#### [What is asked]
Every entry must be duplicated precisely as written.
[START]
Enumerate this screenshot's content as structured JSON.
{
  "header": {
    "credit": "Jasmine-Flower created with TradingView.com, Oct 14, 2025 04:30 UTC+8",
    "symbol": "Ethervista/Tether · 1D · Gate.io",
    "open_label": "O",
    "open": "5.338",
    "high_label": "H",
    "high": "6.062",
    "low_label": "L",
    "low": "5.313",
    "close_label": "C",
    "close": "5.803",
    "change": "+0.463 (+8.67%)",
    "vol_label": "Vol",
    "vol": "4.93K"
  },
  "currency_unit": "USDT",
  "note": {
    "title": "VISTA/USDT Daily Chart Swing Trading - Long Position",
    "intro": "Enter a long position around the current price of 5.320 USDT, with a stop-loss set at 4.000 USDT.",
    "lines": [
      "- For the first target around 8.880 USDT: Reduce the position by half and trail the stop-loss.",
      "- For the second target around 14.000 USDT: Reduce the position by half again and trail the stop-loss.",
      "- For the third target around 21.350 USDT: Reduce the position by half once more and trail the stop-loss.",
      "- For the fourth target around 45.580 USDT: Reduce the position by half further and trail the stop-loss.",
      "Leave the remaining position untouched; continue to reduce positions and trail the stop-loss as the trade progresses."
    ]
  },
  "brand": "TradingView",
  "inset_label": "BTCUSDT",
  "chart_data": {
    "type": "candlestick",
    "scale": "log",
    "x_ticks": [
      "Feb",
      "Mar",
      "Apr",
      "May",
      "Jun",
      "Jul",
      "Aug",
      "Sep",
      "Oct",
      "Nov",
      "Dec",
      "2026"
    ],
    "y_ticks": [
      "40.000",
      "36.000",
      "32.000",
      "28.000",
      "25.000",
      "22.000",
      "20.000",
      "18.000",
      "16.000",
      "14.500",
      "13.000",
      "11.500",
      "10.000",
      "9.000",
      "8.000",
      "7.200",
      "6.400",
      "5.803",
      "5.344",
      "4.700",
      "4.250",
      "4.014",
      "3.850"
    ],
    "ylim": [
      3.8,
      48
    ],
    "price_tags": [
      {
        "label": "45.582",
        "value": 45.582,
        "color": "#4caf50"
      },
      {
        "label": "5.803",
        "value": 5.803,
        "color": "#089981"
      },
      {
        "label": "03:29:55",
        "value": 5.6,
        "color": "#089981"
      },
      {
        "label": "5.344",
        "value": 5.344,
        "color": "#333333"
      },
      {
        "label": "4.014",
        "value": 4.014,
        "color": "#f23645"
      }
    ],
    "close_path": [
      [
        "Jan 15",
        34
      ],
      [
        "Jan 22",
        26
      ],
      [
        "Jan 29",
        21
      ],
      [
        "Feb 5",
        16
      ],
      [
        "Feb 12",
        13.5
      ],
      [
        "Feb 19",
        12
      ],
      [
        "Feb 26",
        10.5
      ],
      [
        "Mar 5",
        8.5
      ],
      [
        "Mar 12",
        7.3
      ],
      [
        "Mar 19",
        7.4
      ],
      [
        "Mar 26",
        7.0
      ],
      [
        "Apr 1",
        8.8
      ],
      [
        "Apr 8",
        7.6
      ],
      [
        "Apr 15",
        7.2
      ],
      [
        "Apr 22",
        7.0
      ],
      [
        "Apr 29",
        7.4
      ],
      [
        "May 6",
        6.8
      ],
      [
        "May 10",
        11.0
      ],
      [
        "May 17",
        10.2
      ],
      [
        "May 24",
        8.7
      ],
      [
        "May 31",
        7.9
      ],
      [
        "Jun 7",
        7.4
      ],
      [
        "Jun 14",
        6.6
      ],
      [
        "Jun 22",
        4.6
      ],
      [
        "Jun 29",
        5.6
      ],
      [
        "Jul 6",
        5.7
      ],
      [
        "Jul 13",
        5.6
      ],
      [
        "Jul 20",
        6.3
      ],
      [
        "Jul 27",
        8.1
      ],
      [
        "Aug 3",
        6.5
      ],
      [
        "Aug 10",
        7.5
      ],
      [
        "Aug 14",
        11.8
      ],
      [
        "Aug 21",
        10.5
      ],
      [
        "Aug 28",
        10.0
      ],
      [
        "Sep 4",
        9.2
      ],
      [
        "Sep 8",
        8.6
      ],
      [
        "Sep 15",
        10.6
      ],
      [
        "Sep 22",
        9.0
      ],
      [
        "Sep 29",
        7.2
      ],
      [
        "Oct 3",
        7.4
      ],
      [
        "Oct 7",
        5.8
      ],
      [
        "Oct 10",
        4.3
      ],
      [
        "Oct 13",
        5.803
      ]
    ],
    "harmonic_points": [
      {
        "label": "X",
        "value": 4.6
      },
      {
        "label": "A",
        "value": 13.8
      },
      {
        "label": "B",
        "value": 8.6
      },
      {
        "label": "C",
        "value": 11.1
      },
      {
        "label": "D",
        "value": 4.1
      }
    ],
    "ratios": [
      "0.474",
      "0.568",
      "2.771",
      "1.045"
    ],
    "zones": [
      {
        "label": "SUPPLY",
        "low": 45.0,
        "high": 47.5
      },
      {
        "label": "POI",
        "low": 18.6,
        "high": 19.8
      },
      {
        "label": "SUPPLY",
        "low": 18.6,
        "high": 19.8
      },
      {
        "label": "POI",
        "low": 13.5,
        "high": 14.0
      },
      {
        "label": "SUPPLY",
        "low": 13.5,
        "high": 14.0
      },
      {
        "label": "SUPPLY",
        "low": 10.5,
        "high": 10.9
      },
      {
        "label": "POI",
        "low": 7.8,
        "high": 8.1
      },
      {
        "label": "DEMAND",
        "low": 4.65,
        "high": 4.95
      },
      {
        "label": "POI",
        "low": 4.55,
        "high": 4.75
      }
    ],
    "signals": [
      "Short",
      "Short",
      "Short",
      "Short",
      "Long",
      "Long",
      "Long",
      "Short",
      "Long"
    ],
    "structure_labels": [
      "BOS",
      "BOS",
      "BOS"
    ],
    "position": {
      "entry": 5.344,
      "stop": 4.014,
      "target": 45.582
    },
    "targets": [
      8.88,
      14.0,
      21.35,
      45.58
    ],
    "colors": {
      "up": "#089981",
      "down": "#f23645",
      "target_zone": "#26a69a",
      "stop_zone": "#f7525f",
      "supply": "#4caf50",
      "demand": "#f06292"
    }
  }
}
[END]
#### [Task response]
Enumerate this screenshot's content as structured JSON.
{
  "header": {
    "credit": "Jasmine-Flower created with TradingView.com, Oct 14, 2025 04:30 UTC+8",
    "symbol": "Ethervista/Tether · 1D · Gate.io",
    "open_label": "O",
    "open": "5.338",
    "high_label": "H",
    "high": "6.062",
    "low_label": "L",
    "low": "5.313",
    "close_label": "C",
    "close": "5.803",
    "change": "+0.463 (+8.67%)",
    "vol_label": "Vol",
    "vol": "4.93K"
  },
  "currency_unit": "USDT",
  "note": {
    "title": "VISTA/USDT Daily Chart Swing Trading - Long Position",
    "intro": "Enter a long position around the current price of 5.320 USDT, with a stop-loss set at 4.000 USDT.",
    "lines": [
      "- For the first target around 8.880 USDT: Reduce the position by half and trail the stop-loss.",
      "- For the second target around 14.000 USDT: Reduce the position by half again and trail the stop-loss.",
      "- For the third target around 21.350 USDT: Reduce the position by half once more and trail the stop-loss.",
      "- For the fourth target around 45.580 USDT: Reduce the position by half further and trail the stop-loss.",
      "Leave the remaining position untouched; continue to reduce positions and trail the stop-loss as the trade progresses."
    ]
  },
  "brand": "TradingView",
  "inset_label": "BTCUSDT",
  "chart_data": {
    "type": "candlestick",
    "scale": "log",
    "x_ticks": [
      "Feb",
      "Mar",
      "Apr",
      "May",
      "Jun",
      "Jul",
      "Aug",
      "Sep",
      "Oct",
      "Nov",
      "Dec",
      "2026"
    ],
    "y_ticks": [
      "40.000",
      "36.000",
      "32.000",
      "28.000",
      "25.000",
      "22.000",
      "20.000",
      "18.000",
      "16.000",
      "14.500",
      "13.000",
      "11.500",
      "10.000",
      "9.000",
      "8.000",
      "7.200",
      "6.400",
      "5.803",
      "5.344",
      "4.700",
      "4.250",
      "4.014",
      "3.850"
    ],
    "ylim": [
      3.8,
      48
    ],
    "price_tags": [
      {
        "label": "45.582",
        "value": 45.582,
        "color": "#4caf50"
      },
      {
        "label": "5.803",
        "value": 5.803,
        "color": "#089981"
      },
      {
        "label": "03:29:55",
        "value": 5.6,
        "color": "#089981"
      },
      {
        "label": "5.344",
        "value": 5.344,
        "color": "#333333"
      },
      {
        "label": "4.014",
        "value": 4.014,
        "color": "#f23645"
      }
    ],
    "close_path": [
      [
        "Jan 15",
        34
      ],
      [
        "Jan 22",
        26
      ],
      [
        "Jan 29",
        21
      ],
      [
        "Feb 5",
        16
      ],
      [
        "Feb 12",
        13.5
      ],
      [
        "Feb 19",
        12
      ],
      [
        "Feb 26",
        10.5
      ],
      [
        "Mar 5",
        8.5
      ],
      [
        "Mar 12",
        7.3
      ],
      [
        "Mar 19",
        7.4
      ],
      [
        "Mar 26",
        7.0
      ],
      [
        "Apr 1",
        8.8
      ],
      [
        "Apr 8",
        7.6
      ],
      [
        "Apr 15",
        7.2
      ],
      [
        "Apr 22",
        7.0
      ],
      [
        "Apr 29",
        7.4
      ],
      [
        "May 6",
        6.8
      ],
      [
        "May 10",
        11.0
      ],
      [
        "May 17",
        10.2
      ],
      [
        "May 24",
        8.7
      ],
      [
        "May 31",
        7.9
      ],
      [
        "Jun 7",
        7.4
      ],
      [
        "Jun 14",
        6.6
      ],
      [
        "Jun 22",
        4.6
      ],
      [
        "Jun 29",
        5.6
      ],
      [
        "Jul 6",
        5.7
      ],
      [
        "Jul 13",
        5.6
      ],
      [
        "Jul 20",
        6.3
      ],
      [
        "Jul 27",
        8.1
      ],
      [
        "Aug 3",
        6.5
      ],
      [
        "Aug 10",
        7.5
      ],
      [
        "Aug 14",
        11.8
      ],
      [
        "Aug 21",
        10.5
      ],
      [
        "Aug 28",
        10.0
      ],
      [
        "Sep 4",
        9.2
      ],
      [
        "Sep 8",
        8.6
      ],
      [
        "Sep 15",
        10.6
      ],
      [
        "Sep 22",
        9.0
      ],
      [
        "Sep 29",
        7.2
      ],
      [
        "Oct 3",
        7.4
      ],
      [
        "Oct 7",
        5.8
      ],
      [
        "Oct 10",
        4.3
      ],
      [
        "Oct 13",
        5.803
      ]
    ],
    "harmonic_points": [
      {
        "label": "X",
        "value": 4.6
      },
      {
        "label": "A",
        "value": 13.8
      },
      {
        "label": "B",
        "value": 8.6
      },
      {
        "label": "C",
        "value": 11.1
      },
      {
        "label": "D",
        "value": 4.1
      }
    ],
    "ratios": [
      "0.474",
      "0.568",
      "2.771",
      "1.045"
    ],
    "zones": [
      {
        "label": "SUPPLY",
        "low": 45.0,
        "high": 47.5
      },
      {
        "label": "POI",
        "low": 18.6,
        "high": 19.8
      },
      {
        "label": "SUPPLY",
        "low": 18.6,
        "high": 19.8
      },
      {
        "label": "POI",
        "low": 13.5,
        "high": 14.0
      },
      {
        "label": "SUPPLY",
        "low": 13.5,
        "high": 14.0
      },
      {
        "label": "SUPPLY",
        "low": 10.5,
        "high": 10.9
      },
      {
        "label": "POI",
        "low": 7.8,
        "high": 8.1
      },
      {
        "label": "DEMAND",
        "low": 4.65,
        "high": 4.95
      },
      {
        "label": "POI",
        "low": 4.55,
        "high": 4.75
      }
    ],
    "signals": [
      "Short",
      "Short",
      "Short",
      "Short",
      "Long",
      "Long",
      "Long",
      "Short",
      "Long"
    ],
    "structure_labels": [
      "BOS",
      "BOS",
      "BOS"
    ],
    "position": {
      "entry": 5.344,
      "stop": 4.014,
      "target": 45.582
    },
    "targets": [
      8.88,
      14.0,
      21.35,
      45.58
    ],
    "colors": {
      "up": "#089981",
      "down": "#f23645",
      "target_zone": "#26a69a",
      "stop_zone": "#f7525f",
      "supply": "#4caf50",
      "demand": "#f06292"
    }
  }
}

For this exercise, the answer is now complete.